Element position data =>
============

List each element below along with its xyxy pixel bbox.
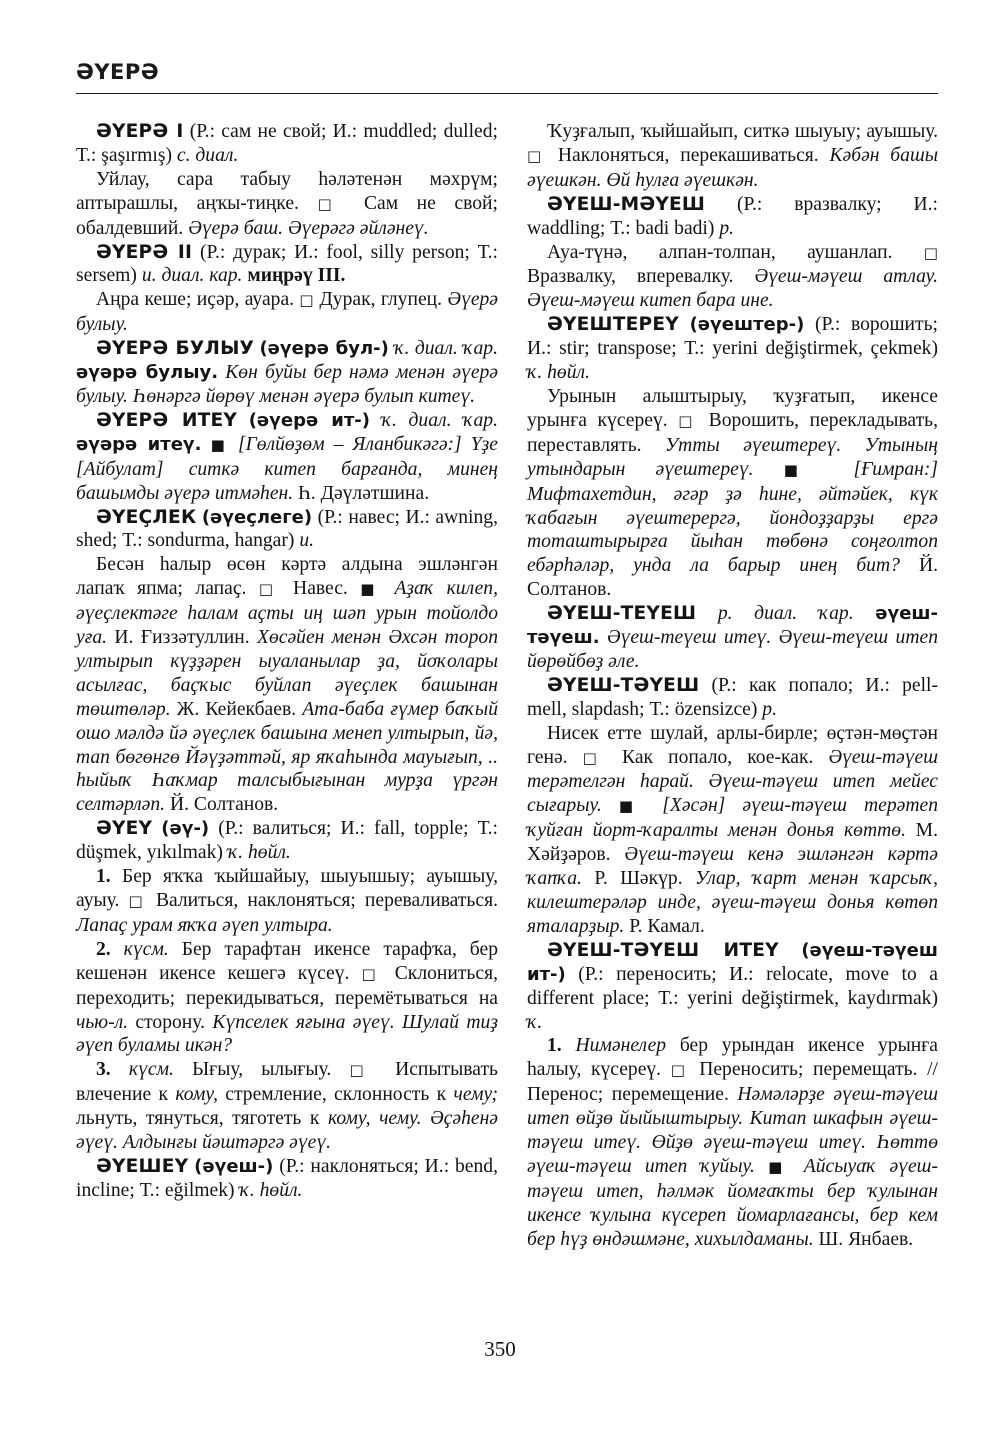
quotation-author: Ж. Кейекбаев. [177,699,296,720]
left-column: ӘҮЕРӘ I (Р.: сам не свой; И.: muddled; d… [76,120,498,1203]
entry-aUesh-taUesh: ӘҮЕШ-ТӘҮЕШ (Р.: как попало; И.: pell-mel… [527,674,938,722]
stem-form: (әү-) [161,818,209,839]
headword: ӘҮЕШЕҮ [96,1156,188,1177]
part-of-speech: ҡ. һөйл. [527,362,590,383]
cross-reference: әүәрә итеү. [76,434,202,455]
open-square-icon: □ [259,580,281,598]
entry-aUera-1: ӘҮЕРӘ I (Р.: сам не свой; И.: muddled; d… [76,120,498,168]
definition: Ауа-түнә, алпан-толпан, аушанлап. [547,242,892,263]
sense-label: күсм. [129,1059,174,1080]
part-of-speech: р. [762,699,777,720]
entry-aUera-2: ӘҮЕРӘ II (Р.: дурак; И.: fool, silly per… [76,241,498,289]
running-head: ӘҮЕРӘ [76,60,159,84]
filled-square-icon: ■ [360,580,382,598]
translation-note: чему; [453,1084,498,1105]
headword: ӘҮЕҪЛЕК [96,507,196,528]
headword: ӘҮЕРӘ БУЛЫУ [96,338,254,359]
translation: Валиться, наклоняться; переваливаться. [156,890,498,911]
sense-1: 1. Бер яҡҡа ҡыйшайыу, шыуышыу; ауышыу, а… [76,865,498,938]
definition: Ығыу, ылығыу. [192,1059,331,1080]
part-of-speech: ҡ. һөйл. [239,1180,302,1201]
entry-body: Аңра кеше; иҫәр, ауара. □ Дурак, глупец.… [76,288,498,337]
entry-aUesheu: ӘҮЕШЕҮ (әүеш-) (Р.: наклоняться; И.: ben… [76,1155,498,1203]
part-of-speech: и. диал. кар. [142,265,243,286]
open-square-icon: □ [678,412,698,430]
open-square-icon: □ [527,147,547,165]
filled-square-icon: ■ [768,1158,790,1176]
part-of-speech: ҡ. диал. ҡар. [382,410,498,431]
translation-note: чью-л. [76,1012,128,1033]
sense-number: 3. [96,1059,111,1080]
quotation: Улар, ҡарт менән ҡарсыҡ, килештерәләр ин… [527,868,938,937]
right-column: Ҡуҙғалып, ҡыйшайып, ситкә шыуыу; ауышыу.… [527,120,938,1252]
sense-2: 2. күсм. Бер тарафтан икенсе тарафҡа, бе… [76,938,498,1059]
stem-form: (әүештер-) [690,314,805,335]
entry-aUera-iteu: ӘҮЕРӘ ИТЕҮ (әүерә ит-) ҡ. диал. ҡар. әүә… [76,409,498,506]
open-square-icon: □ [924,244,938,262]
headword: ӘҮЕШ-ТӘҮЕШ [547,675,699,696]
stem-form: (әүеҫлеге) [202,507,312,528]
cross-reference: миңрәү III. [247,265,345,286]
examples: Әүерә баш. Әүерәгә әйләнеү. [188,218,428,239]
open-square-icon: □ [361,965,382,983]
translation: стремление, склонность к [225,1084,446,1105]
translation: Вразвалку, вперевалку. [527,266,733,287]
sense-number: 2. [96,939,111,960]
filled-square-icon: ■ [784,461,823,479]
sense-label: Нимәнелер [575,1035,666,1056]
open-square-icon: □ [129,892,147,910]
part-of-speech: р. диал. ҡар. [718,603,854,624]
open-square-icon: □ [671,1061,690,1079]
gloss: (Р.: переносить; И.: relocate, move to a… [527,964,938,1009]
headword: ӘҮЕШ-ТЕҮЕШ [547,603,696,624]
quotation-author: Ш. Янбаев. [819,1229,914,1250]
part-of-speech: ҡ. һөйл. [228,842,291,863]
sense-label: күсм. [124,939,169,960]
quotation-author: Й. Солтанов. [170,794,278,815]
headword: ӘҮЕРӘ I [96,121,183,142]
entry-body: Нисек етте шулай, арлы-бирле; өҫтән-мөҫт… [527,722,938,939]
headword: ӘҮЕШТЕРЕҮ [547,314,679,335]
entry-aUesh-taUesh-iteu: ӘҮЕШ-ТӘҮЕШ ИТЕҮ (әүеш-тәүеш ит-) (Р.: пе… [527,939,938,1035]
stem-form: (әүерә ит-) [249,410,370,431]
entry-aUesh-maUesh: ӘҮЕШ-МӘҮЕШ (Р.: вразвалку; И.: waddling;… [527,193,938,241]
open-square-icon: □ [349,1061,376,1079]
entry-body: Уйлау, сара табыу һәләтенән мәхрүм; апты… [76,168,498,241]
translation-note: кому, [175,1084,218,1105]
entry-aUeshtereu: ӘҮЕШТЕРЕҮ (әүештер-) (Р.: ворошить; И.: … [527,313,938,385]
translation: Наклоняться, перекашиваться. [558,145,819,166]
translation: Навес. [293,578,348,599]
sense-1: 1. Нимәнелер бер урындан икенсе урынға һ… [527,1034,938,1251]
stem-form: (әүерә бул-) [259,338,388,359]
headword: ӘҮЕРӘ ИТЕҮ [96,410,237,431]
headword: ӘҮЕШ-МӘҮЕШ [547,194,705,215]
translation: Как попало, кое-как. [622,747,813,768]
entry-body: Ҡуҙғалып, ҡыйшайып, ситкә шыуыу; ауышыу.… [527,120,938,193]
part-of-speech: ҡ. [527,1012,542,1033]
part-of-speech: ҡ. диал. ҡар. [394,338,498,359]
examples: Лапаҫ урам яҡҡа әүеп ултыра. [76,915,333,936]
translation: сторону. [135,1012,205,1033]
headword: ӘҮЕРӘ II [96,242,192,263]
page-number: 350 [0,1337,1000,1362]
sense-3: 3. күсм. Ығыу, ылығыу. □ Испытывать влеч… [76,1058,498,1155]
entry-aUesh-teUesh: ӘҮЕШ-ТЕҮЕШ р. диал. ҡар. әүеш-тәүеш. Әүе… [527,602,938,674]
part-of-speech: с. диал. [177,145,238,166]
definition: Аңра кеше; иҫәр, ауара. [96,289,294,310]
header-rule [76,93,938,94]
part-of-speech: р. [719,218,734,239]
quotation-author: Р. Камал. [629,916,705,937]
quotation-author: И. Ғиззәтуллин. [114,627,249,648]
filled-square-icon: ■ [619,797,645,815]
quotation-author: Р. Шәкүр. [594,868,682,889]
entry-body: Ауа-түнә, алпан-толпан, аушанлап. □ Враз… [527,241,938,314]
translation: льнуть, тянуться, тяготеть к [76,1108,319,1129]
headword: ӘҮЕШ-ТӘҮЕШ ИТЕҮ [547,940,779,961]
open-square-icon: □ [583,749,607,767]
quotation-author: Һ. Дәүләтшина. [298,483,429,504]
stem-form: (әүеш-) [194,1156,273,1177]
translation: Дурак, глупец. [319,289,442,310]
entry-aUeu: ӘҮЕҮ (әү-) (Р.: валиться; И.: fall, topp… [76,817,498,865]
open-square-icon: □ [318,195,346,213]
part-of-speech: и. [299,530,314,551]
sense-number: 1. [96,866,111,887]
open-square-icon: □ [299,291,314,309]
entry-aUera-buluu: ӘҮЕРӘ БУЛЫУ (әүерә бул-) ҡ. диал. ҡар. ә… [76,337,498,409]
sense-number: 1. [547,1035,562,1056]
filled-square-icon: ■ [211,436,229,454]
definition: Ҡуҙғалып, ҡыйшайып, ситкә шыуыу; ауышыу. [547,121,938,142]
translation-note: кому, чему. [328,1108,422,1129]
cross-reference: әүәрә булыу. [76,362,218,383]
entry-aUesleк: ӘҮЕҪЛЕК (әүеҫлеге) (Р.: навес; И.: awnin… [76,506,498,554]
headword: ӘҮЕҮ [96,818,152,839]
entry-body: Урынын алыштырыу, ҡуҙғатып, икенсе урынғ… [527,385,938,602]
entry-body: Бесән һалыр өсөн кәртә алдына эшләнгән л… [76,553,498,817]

============

Objective =>
Return the rows from the one containing "quotation-author: Ж. Кейекбаев." to the one containing "translation: Вразвалку, вперевалку.", inclusive, copying each line exactly.

Result for this task =>
quotation-author: Ж. Кейекбаев. [177,699,296,720]
left-column: ӘҮЕРӘ I (Р.: сам не свой; И.: muddled; d… [76,120,498,1203]
entry-aUesh-taUesh: ӘҮЕШ-ТӘҮЕШ (Р.: как попало; И.: pell-mel… [527,674,938,722]
stem-form: (әү-) [161,818,209,839]
headword: ӘҮЕШЕҮ [96,1156,188,1177]
part-of-speech: ҡ. һөйл. [527,362,590,383]
cross-reference: әүәрә итеү. [76,434,202,455]
open-square-icon: □ [259,580,281,598]
entry-aUera-1: ӘҮЕРӘ I (Р.: сам не свой; И.: muddled; d… [76,120,498,168]
definition: Ауа-түнә, алпан-толпан, аушанлап. [547,242,892,263]
sense-label: күсм. [129,1059,174,1080]
part-of-speech: р. [762,699,777,720]
entry-aUera-2: ӘҮЕРӘ II (Р.: дурак; И.: fool, silly per… [76,241,498,289]
running-head: ӘҮЕРӘ [76,60,159,84]
filled-square-icon: ■ [360,580,382,598]
translation-note: чему; [453,1084,498,1105]
headword: ӘҮЕҪЛЕК [96,507,196,528]
headword: ӘҮЕРӘ БУЛЫУ [96,338,254,359]
translation: Валиться, наклоняться; переваливаться. [156,890,498,911]
sense-1: 1. Бер яҡҡа ҡыйшайыу, шыуышыу; ауышыу, а… [76,865,498,938]
definition: Ығыу, ылығыу. [192,1059,331,1080]
part-of-speech: ҡ. һөйл. [239,1180,302,1201]
entry-body: Аңра кеше; иҫәр, ауара. □ Дурак, глупец.… [76,288,498,337]
entry-aUesheu: ӘҮЕШЕҮ (әүеш-) (Р.: наклоняться; И.: ben… [76,1155,498,1203]
part-of-speech: и. диал. кар. [142,265,243,286]
open-square-icon: □ [678,412,698,430]
open-square-icon: □ [527,147,547,165]
filled-square-icon: ■ [768,1158,790,1176]
part-of-speech: ҡ. диал. ҡар. [382,410,498,431]
translation-note: чью-л. [76,1012,128,1033]
sense-number: 3. [96,1059,111,1080]
quotation: Улар, ҡарт менән ҡарсыҡ, килештерәләр ин… [527,868,938,937]
right-column: Ҡуҙғалып, ҡыйшайып, ситкә шыуыу; ауышыу.… [527,120,938,1252]
sense-2: 2. күсм. Бер тарафтан икенсе тарафҡа, бе… [76,938,498,1059]
stem-form: (әүештер-) [690,314,805,335]
entry-aUera-iteu: ӘҮЕРӘ ИТЕҮ (әүерә ит-) ҡ. диал. ҡар. әүә… [76,409,498,506]
open-square-icon: □ [924,244,938,262]
headword: ӘҮЕШ-ТӘҮЕШ [547,675,699,696]
stem-form: (әүеҫлеге) [202,507,312,528]
cross-reference: миңрәү III. [247,265,345,286]
examples: Әүерә баш. Әүерәгә әйләнеү. [188,218,428,239]
open-square-icon: □ [361,965,382,983]
translation: стремление, склонность к [225,1084,446,1105]
translation: Вразвалку, вперевалку. [527,266,733,287]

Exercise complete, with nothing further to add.